### Short exercise
Reproduce each line of the listing exactly.

Records from a dataset
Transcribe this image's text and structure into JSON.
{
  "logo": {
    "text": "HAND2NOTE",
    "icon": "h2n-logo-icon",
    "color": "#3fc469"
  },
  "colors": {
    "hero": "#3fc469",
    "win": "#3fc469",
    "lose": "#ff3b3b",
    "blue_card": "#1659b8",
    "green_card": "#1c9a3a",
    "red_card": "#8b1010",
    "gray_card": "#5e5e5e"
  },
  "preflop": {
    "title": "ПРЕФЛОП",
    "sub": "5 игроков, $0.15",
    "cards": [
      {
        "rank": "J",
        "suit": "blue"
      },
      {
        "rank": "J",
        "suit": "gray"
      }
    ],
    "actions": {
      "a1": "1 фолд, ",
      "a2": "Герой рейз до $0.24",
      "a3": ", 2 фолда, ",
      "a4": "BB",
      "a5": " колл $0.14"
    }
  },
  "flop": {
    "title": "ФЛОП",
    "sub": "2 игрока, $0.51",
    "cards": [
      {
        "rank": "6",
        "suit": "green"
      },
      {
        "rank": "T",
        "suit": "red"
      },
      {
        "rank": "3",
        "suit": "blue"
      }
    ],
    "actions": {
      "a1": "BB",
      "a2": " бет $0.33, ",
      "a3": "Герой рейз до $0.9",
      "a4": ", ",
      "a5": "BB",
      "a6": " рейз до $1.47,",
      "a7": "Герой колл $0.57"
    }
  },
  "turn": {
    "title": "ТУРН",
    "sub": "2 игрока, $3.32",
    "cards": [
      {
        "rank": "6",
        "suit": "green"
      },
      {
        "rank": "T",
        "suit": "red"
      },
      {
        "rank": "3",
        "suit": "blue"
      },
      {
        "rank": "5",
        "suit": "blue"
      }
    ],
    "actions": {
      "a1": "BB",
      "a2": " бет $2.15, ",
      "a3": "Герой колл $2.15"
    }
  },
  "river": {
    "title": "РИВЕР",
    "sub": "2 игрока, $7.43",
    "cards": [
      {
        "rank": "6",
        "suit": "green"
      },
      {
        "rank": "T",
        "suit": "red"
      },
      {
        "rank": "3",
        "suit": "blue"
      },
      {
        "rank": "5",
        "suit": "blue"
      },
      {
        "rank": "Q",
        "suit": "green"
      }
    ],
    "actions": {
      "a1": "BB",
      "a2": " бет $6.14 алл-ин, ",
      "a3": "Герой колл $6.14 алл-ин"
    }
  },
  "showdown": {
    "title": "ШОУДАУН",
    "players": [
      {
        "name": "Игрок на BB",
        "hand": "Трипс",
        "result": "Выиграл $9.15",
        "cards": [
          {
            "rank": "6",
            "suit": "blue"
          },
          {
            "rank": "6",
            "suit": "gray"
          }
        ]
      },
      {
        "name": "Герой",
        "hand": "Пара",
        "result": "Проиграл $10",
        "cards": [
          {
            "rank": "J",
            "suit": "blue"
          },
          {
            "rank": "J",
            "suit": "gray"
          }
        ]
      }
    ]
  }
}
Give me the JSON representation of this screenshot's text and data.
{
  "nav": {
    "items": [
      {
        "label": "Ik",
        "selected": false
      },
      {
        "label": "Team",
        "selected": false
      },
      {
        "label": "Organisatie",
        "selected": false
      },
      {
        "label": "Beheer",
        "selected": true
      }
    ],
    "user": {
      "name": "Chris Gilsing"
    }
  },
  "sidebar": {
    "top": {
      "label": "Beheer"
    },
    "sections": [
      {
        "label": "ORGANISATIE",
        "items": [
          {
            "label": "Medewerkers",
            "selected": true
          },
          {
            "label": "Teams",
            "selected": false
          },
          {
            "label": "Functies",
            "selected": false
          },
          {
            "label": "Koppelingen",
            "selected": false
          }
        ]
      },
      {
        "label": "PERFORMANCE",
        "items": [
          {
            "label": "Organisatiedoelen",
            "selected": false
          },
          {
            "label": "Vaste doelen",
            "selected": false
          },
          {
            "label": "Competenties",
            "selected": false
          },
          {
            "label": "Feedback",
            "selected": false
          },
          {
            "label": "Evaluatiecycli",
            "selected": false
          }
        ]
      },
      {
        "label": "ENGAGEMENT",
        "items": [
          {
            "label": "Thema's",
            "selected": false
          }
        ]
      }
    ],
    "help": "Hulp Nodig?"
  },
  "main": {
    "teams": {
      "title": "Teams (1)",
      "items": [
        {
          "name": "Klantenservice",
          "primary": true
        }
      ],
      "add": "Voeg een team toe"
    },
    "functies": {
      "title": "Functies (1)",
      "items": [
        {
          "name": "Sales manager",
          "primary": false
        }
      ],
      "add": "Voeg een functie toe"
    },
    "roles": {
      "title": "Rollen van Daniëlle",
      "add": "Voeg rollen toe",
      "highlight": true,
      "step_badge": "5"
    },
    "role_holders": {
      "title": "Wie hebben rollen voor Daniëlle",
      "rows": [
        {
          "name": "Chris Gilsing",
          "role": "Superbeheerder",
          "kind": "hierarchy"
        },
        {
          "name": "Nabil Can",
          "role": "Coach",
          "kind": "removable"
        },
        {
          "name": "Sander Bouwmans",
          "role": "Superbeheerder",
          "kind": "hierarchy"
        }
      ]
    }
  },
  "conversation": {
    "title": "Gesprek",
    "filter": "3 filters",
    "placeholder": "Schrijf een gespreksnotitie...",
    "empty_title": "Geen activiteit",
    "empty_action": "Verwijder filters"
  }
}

### Solution
Transcribe this image's text and structure into JSON.
{
  "logo": {
    "text": "HAND2NOTE",
    "icon": "h2n-logo-icon",
    "color": "#3fc469"
  },
  "colors": {
    "hero": "#3fc469",
    "win": "#3fc469",
    "lose": "#ff3b3b",
    "blue_card": "#1659b8",
    "green_card": "#1c9a3a",
    "red_card": "#8b1010",
    "gray_card": "#5e5e5e"
  },
  "preflop": {
    "title": "ПРЕФЛОП",
    "sub": "5 игроков, $0.15",
    "cards": [
      {
        "rank": "J",
        "suit": "blue"
      },
      {
        "rank": "J",
        "suit": "gray"
      }
    ],
    "actions": {
      "a1": "1 фолд, ",
      "a2": "Герой рейз до $0.24",
      "a3": ", 2 фолда, ",
      "a4": "BB",
      "a5": " колл $0.14"
    }
  },
  "flop": {
    "title": "ФЛОП",
    "sub": "2 игрока, $0.51",
    "cards": [
      {
        "rank": "6",
        "suit": "green"
      },
      {
        "rank": "T",
        "suit": "red"
      },
      {
        "rank": "3",
        "suit": "blue"
      }
    ],
    "actions": {
      "a1": "BB",
      "a2": " бет $0.33, ",
      "a3": "Герой рейз до $0.9",
      "a4": ", ",
      "a5": "BB",
      "a6": " рейз до $1.47,",
      "a7": "Герой колл $0.57"
    }
  },
  "turn": {
    "title": "ТУРН",
    "sub": "2 игрока, $3.32",
    "cards": [
      {
        "rank": "6",
        "suit": "green"
      },
      {
        "rank": "T",
        "suit": "red"
      },
      {
        "rank": "3",
        "suit": "blue"
      },
      {
        "rank": "5",
        "suit": "blue"
      }
    ],
    "actions": {
      "a1": "BB",
      "a2": " бет $2.15, ",
      "a3": "Герой колл $2.15"
    }
  },
  "river": {
    "title": "РИВЕР",
    "sub": "2 игрока, $7.43",
    "cards": [
      {
        "rank": "6",
        "suit": "green"
      },
      {
        "rank": "T",
        "suit": "red"
      },
      {
        "rank": "3",
        "suit": "blue"
      },
      {
        "rank": "5",
        "suit": "blue"
      },
      {
        "rank": "Q",
        "suit": "green"
      }
    ],
    "actions": {
      "a1": "BB",
      "a2": " бет $6.14 алл-ин, ",
      "a3": "Герой колл $6.14 алл-ин"
    }
  },
  "showdown": {
    "title": "ШОУДАУН",
    "players": [
      {
        "name": "Игрок на BB",
        "hand": "Трипс",
        "result": "Выиграл $9.15",
        "cards": [
          {
            "rank": "6",
            "suit": "blue"
          },
          {
            "rank": "6",
            "suit": "gray"
          }
        ]
      },
      {
        "name": "Герой",
        "hand": "Пара",
        "result": "Проиграл $10",
        "cards": [
          {
            "rank": "J",
            "suit": "blue"
          },
          {
            "rank": "J",
            "suit": "gray"
          }
        ]
      }
    ]
  }
}
Give me the JSON representation of this screenshot's text and data.
{
  "nav": {
    "items": [
      {
        "label": "Ik",
        "selected": false
      },
      {
        "label": "Team",
        "selected": false
      },
      {
        "label": "Organisatie",
        "selected": false
      },
      {
        "label": "Beheer",
        "selected": true
      }
    ],
    "user": {
      "name": "Chris Gilsing"
    }
  },
  "sidebar": {
    "top": {
      "label": "Beheer"
    },
    "sections": [
      {
        "label": "ORGANISATIE",
        "items": [
          {
            "label": "Medewerkers",
            "selected": true
          },
          {
            "label": "Teams",
            "selected": false
          },
          {
            "label": "Functies",
            "selected": false
          },
          {
            "label": "Koppelingen",
            "selected": false
          }
        ]
      },
      {
        "label": "PERFORMANCE",
        "items": [
          {
            "label": "Organisatiedoelen",
            "selected": false
          },
          {
            "label": "Vaste doelen",
            "selected": false
          },
          {
            "label": "Competenties",
            "selected": false
          },
          {
            "label": "Feedback",
            "selected": false
          },
          {
            "label": "Evaluatiecycli",
            "selected": false
          }
        ]
      },
      {
        "label": "ENGAGEMENT",
        "items": [
          {
            "label": "Thema's",
            "selected": false
          }
        ]
      }
    ],
    "help": "Hulp Nodig?"
  },
  "main": {
    "teams": {
      "title": "Teams (1)",
      "items": [
        {
          "name": "Klantenservice",
          "primary": true
        }
      ],
      "add": "Voeg een team toe"
    },
    "functies": {
      "title": "Functies (1)",
      "items": [
        {
          "name": "Sales manager",
          "primary": false
        }
      ],
      "add": "Voeg een functie toe"
    },
    "roles": {
      "title": "Rollen van Daniëlle",
      "add": "Voeg rollen toe",
      "highlight": true,
      "step_badge": "5"
    },
    "role_holders": {
      "title": "Wie hebben rollen voor Daniëlle",
      "rows": [
        {
          "name": "Chris Gilsing",
          "role": "Superbeheerder",
          "kind": "hierarchy"
        },
        {
          "name": "Nabil Can",
          "role": "Coach",
          "kind": "removable"
        },
        {
          "name": "Sander Bouwmans",
          "role": "Superbeheerder",
          "kind": "hierarchy"
        }
      ]
    }
  },
  "conversation": {
    "title": "Gesprek",
    "filter": "3 filters",
    "placeholder": "Schrijf een gespreksnotitie...",
    "empty_title": "Geen activiteit",
    "empty_action": "Verwijder filters"
  }
}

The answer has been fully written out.